_THE REQUEST:_
Copy the records below word for word, with every line unchanged, but omit the pictures from your copy.

Layout element entries
____________
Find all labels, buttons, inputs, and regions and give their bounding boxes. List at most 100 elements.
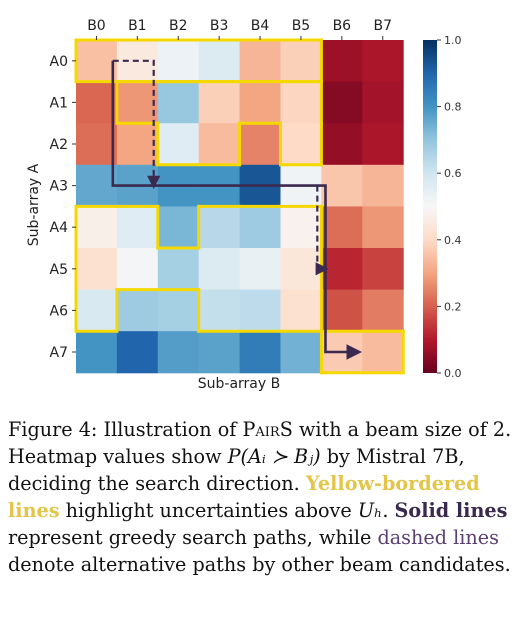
heatmap-cell-r6-c1: [116, 289, 159, 332]
y-tick-label: A6: [50, 303, 69, 319]
heatmap-cell-r0-c3: [198, 40, 241, 83]
heatmap-cells: [76, 40, 404, 374]
heatmap-cell-r7-c3: [198, 331, 241, 374]
heatmap-cell-r0-c0: [76, 40, 118, 83]
caption-uh: Uₕ: [357, 499, 383, 522]
x-axis-label: Sub-array B: [198, 376, 280, 392]
x-tick-label: B1: [128, 18, 147, 34]
caption-part1: Figure 4: Illustration of: [8, 418, 243, 441]
greedy-search-path: [111, 60, 363, 360]
heatmap-cell-r3-c6: [321, 164, 363, 207]
heatmap-cell-r0-c4: [239, 40, 281, 83]
caption-pairs: PairS: [242, 418, 293, 441]
y-tick-label: A7: [50, 345, 68, 361]
heatmap-cell-r7-c1: [116, 331, 159, 374]
heatmap-cell-r7-c5: [280, 331, 322, 374]
y-tick-label: A1: [50, 95, 68, 111]
colorbar-gradient: [423, 40, 437, 373]
heatmap-cell-r2-c4: [239, 123, 281, 166]
caption-part3: by Mistral 7B, deciding the search direc…: [8, 445, 465, 495]
heatmap-cell-r5-c6: [321, 248, 363, 291]
y-axis-ticks: A0 A1 A2 A3 A4 A5 A6 A7: [50, 54, 76, 361]
search-paths: [111, 59, 363, 360]
heatmap-cell-r5-c7: [362, 248, 404, 291]
caption-part4: highlight uncertainties above: [59, 499, 358, 522]
heatmap-cell-r2-c1: [116, 123, 159, 166]
heatmap-cell-r5-c2: [157, 248, 200, 291]
colorbar: 0.0 0.2 0.4 0.6 0.8 1.0: [423, 34, 462, 380]
heatmap-cell-r5-c0: [76, 248, 118, 291]
heatmap-cell-r0-c6: [321, 40, 363, 83]
heatmap-cell-r1-c3: [198, 81, 241, 124]
x-tick-label: B7: [373, 18, 392, 34]
heatmap-cell-r7-c4: [239, 331, 281, 374]
x-tick-label: B3: [210, 18, 229, 34]
heatmap-cell-r1-c0: [76, 81, 118, 124]
heatmap-cell-r1-c2: [157, 81, 200, 124]
heatmap-cell-r6-c0: [76, 289, 118, 332]
heatmap-cell-r2-c0: [76, 123, 118, 166]
heatmap-cell-r4-c3: [198, 206, 241, 249]
y-tick-label: A3: [50, 179, 68, 195]
heatmap-cell-r1-c1: [116, 81, 159, 124]
y-tick-label: A5: [50, 262, 68, 278]
heatmap-cell-r2-c2: [157, 123, 200, 166]
caption-solid: Solid lines: [394, 499, 508, 522]
heatmap-cell-r2-c6: [321, 123, 363, 166]
caption-formula: P(Aᵢ ≻ Bⱼ): [227, 445, 321, 468]
heatmap-cell-r0-c7: [362, 40, 404, 83]
heatmap-cell-r1-c4: [239, 81, 281, 124]
caption-part5: .: [382, 499, 395, 522]
colorbar-tick-label: 1.0: [444, 34, 462, 47]
caption-dashed: dashed lines: [377, 526, 499, 549]
heatmap-cell-r7-c0: [76, 331, 118, 374]
colorbar-tick-label: 0.8: [444, 101, 462, 114]
heatmap-cell-r3-c7: [362, 164, 404, 207]
heatmap-cell-r5-c1: [116, 248, 159, 291]
heatmap-cell-r0-c2: [157, 40, 200, 83]
y-axis-label: Sub-array A: [26, 163, 42, 246]
colorbar-tick-label: 0.4: [444, 234, 462, 247]
heatmap-cell-r6-c3: [198, 289, 241, 332]
heatmap-cell-r6-c6: [321, 289, 363, 332]
x-tick-label: B4: [251, 18, 270, 34]
heatmap-cell-r4-c4: [239, 206, 281, 249]
caption-part2: with a beam size of 2. Heatmap values sh…: [8, 418, 512, 468]
heatmap-cell-r2-c5: [280, 123, 322, 166]
colorbar-tick-label: 0.2: [444, 300, 462, 313]
y-tick-label: A2: [50, 137, 68, 153]
alternative-search-path-1: [315, 185, 329, 276]
heatmap-cell-r6-c4: [239, 289, 281, 332]
x-tick-label: B5: [292, 18, 311, 34]
colorbar-tick-label: 0.6: [444, 167, 462, 180]
heatmap-cell-r3-c0: [76, 164, 118, 207]
heatmap-cell-r5-c4: [239, 248, 281, 291]
heatmap-cell-r7-c2: [157, 331, 200, 374]
heatmap-cell-r7-c7: [362, 331, 404, 374]
heatmap-cell-r1-c5: [280, 81, 322, 124]
x-axis-ticks: B0 B1 B2 B3 B4 B5 B6 B7: [87, 18, 392, 40]
heatmap-cell-r6-c2: [157, 289, 200, 332]
x-tick-label: B0: [87, 18, 106, 34]
heatmap-cell-r4-c7: [362, 206, 404, 249]
heatmap-cell-r4-c0: [76, 206, 118, 249]
heatmap-cell-r5-c5: [280, 248, 322, 291]
heatmap-cell-r5-c3: [198, 248, 241, 291]
heatmap-cell-r4-c2: [157, 206, 200, 249]
heatmap-figure: B0 B1 B2 B3 B4 B5 B6 B7 A0 A1 A2 A3 A4 A5 A6 A7 Sub-ar…: [26, 18, 462, 392]
heatmap-cell-r6-c7: [362, 289, 404, 332]
caption-yellow: Yellow-bordered lines: [8, 472, 480, 522]
heatmap-cell-r2-c3: [198, 123, 241, 166]
heatmap-cell-r2-c7: [362, 123, 404, 166]
heatmap-cell-r4-c1: [116, 206, 159, 249]
heatmap-cell-r1-c7: [362, 81, 404, 124]
x-tick-label: B6: [333, 18, 352, 34]
x-tick-label: B2: [169, 18, 188, 34]
heatmap-cell-r0-c5: [280, 40, 322, 83]
heatmap-cell-r6-c5: [280, 289, 322, 332]
heatmap-cell-r1-c6: [321, 81, 363, 124]
y-tick-label: A4: [50, 220, 69, 236]
heatmap-cell-r4-c5: [280, 206, 322, 249]
figure-caption: Figure 4: Illustration of PairS with a b…: [8, 416, 518, 578]
colorbar-tick-label: 0.0: [444, 367, 462, 380]
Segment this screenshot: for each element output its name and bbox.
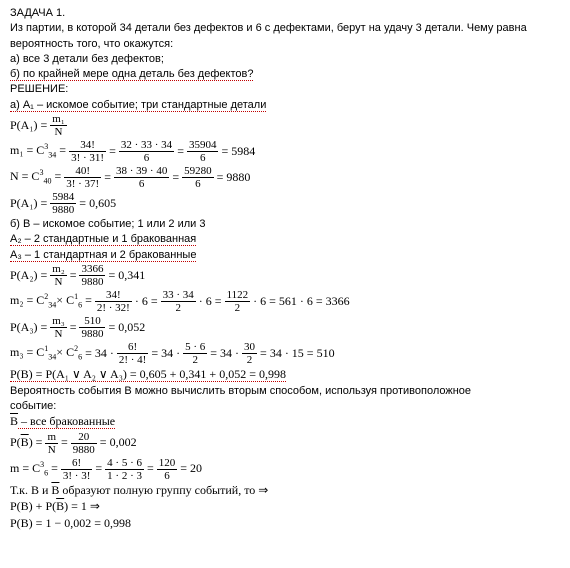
____________
_THE REPLY:_
Find all labels, buttons, inputs, and regions and give their bounding boxes. List at most 100 elements.
heatmap-cell-r6-c1: [116, 289, 159, 332]
y-tick-label: A6: [50, 303, 69, 319]
heatmap-cell-r0-c3: [198, 40, 241, 83]
heatmap-cells: [76, 40, 404, 374]
heatmap-cell-r7-c3: [198, 331, 241, 374]
heatmap-cell-r0-c0: [76, 40, 118, 83]
caption-uh: Uₕ: [357, 499, 383, 522]
x-axis-label: Sub-array B: [198, 376, 280, 392]
x-tick-label: B1: [128, 18, 147, 34]
caption-part1: Figure 4: Illustration of: [8, 418, 243, 441]
greedy-search-path: [111, 60, 363, 360]
heatmap-cell-r3-c6: [321, 164, 363, 207]
heatmap-cell-r0-c4: [239, 40, 281, 83]
caption-pairs: PairS: [242, 418, 293, 441]
y-tick-label: A7: [50, 345, 68, 361]
heatmap-cell-r7-c1: [116, 331, 159, 374]
heatmap-cell-r7-c5: [280, 331, 322, 374]
y-tick-label: A1: [50, 95, 68, 111]
colorbar-gradient: [423, 40, 437, 373]
heatmap-cell-r2-c4: [239, 123, 281, 166]
caption-part3: by Mistral 7B, deciding the search direc…: [8, 445, 465, 495]
heatmap-cell-r5-c6: [321, 248, 363, 291]
y-axis-ticks: A0 A1 A2 A3 A4 A5 A6 A7: [50, 54, 76, 361]
search-paths: [111, 59, 363, 360]
heatmap-cell-r5-c7: [362, 248, 404, 291]
caption-part4: highlight uncertainties above: [59, 499, 358, 522]
heatmap-cell-r2-c1: [116, 123, 159, 166]
heatmap-cell-r5-c2: [157, 248, 200, 291]
colorbar: 0.0 0.2 0.4 0.6 0.8 1.0: [423, 34, 462, 380]
heatmap-cell-r5-c0: [76, 248, 118, 291]
heatmap-cell-r0-c6: [321, 40, 363, 83]
heatmap-cell-r1-c3: [198, 81, 241, 124]
x-tick-label: B7: [373, 18, 392, 34]
heatmap-cell-r7-c4: [239, 331, 281, 374]
x-tick-label: B3: [210, 18, 229, 34]
heatmap-cell-r1-c0: [76, 81, 118, 124]
heatmap-cell-r1-c2: [157, 81, 200, 124]
heatmap-cell-r6-c0: [76, 289, 118, 332]
heatmap-cell-r2-c0: [76, 123, 118, 166]
heatmap-cell-r4-c3: [198, 206, 241, 249]
y-tick-label: A3: [50, 179, 68, 195]
heatmap-cell-r1-c1: [116, 81, 159, 124]
y-tick-label: A5: [50, 262, 68, 278]
heatmap-cell-r2-c2: [157, 123, 200, 166]
caption-solid: Solid lines: [394, 499, 508, 522]
heatmap-cell-r2-c6: [321, 123, 363, 166]
caption-formula: P(Aᵢ ≻ Bⱼ): [227, 445, 321, 468]
heatmap-cell-r0-c7: [362, 40, 404, 83]
heatmap-cell-r1-c4: [239, 81, 281, 124]
caption-part5: .: [382, 499, 395, 522]
colorbar-tick-label: 1.0: [444, 34, 462, 47]
caption-dashed: dashed lines: [377, 526, 499, 549]
heatmap-cell-r7-c0: [76, 331, 118, 374]
colorbar-tick-label: 0.8: [444, 101, 462, 114]
heatmap-cell-r3-c7: [362, 164, 404, 207]
heatmap-cell-r5-c1: [116, 248, 159, 291]
heatmap-cell-r0-c2: [157, 40, 200, 83]
y-axis-label: Sub-array A: [26, 163, 42, 246]
colorbar-tick-label: 0.4: [444, 234, 462, 247]
heatmap-cell-r6-c3: [198, 289, 241, 332]
heatmap-cell-r6-c6: [321, 289, 363, 332]
x-tick-label: B4: [251, 18, 270, 34]
heatmap-cell-r4-c4: [239, 206, 281, 249]
caption-part2: with a beam size of 2. Heatmap values sh…: [8, 418, 512, 468]
heatmap-cell-r2-c5: [280, 123, 322, 166]
colorbar-tick-label: 0.2: [444, 300, 462, 313]
y-tick-label: A2: [50, 137, 68, 153]
alternative-search-path-1: [315, 185, 329, 276]
heatmap-cell-r6-c4: [239, 289, 281, 332]
x-tick-label: B5: [292, 18, 311, 34]
colorbar-tick-label: 0.6: [444, 167, 462, 180]
heatmap-cell-r3-c0: [76, 164, 118, 207]
heatmap-cell-r5-c4: [239, 248, 281, 291]
heatmap-cell-r7-c2: [157, 331, 200, 374]
heatmap-cell-r7-c7: [362, 331, 404, 374]
heatmap-cell-r1-c5: [280, 81, 322, 124]
x-axis-ticks: B0 B1 B2 B3 B4 B5 B6 B7: [87, 18, 392, 40]
heatmap-cell-r6-c2: [157, 289, 200, 332]
x-tick-label: B0: [87, 18, 106, 34]
heatmap-cell-r4-c7: [362, 206, 404, 249]
heatmap-cell-r4-c0: [76, 206, 118, 249]
heatmap-cell-r5-c5: [280, 248, 322, 291]
heatmap-cell-r5-c3: [198, 248, 241, 291]
heatmap-cell-r4-c2: [157, 206, 200, 249]
heatmap-figure: B0 B1 B2 B3 B4 B5 B6 B7 A0 A1 A2 A3 A4 A5 A6 A7 Sub-ar…: [26, 18, 462, 392]
heatmap-cell-r6-c7: [362, 289, 404, 332]
caption-yellow: Yellow-bordered lines: [8, 472, 480, 522]
heatmap-cell-r2-c3: [198, 123, 241, 166]
heatmap-cell-r2-c7: [362, 123, 404, 166]
heatmap-cell-r4-c1: [116, 206, 159, 249]
heatmap-cell-r1-c7: [362, 81, 404, 124]
x-tick-label: B6: [333, 18, 352, 34]
x-tick-label: B2: [169, 18, 188, 34]
heatmap-cell-r0-c5: [280, 40, 322, 83]
heatmap-cell-r6-c5: [280, 289, 322, 332]
heatmap-cell-r1-c6: [321, 81, 363, 124]
y-tick-label: A4: [50, 220, 69, 236]
heatmap-cell-r4-c5: [280, 206, 322, 249]
figure-caption: Figure 4: Illustration of PairS with a b…: [8, 416, 518, 578]
colorbar-tick-label: 0.0: [444, 367, 462, 380]
Segment this screenshot: for each element output its name and bbox.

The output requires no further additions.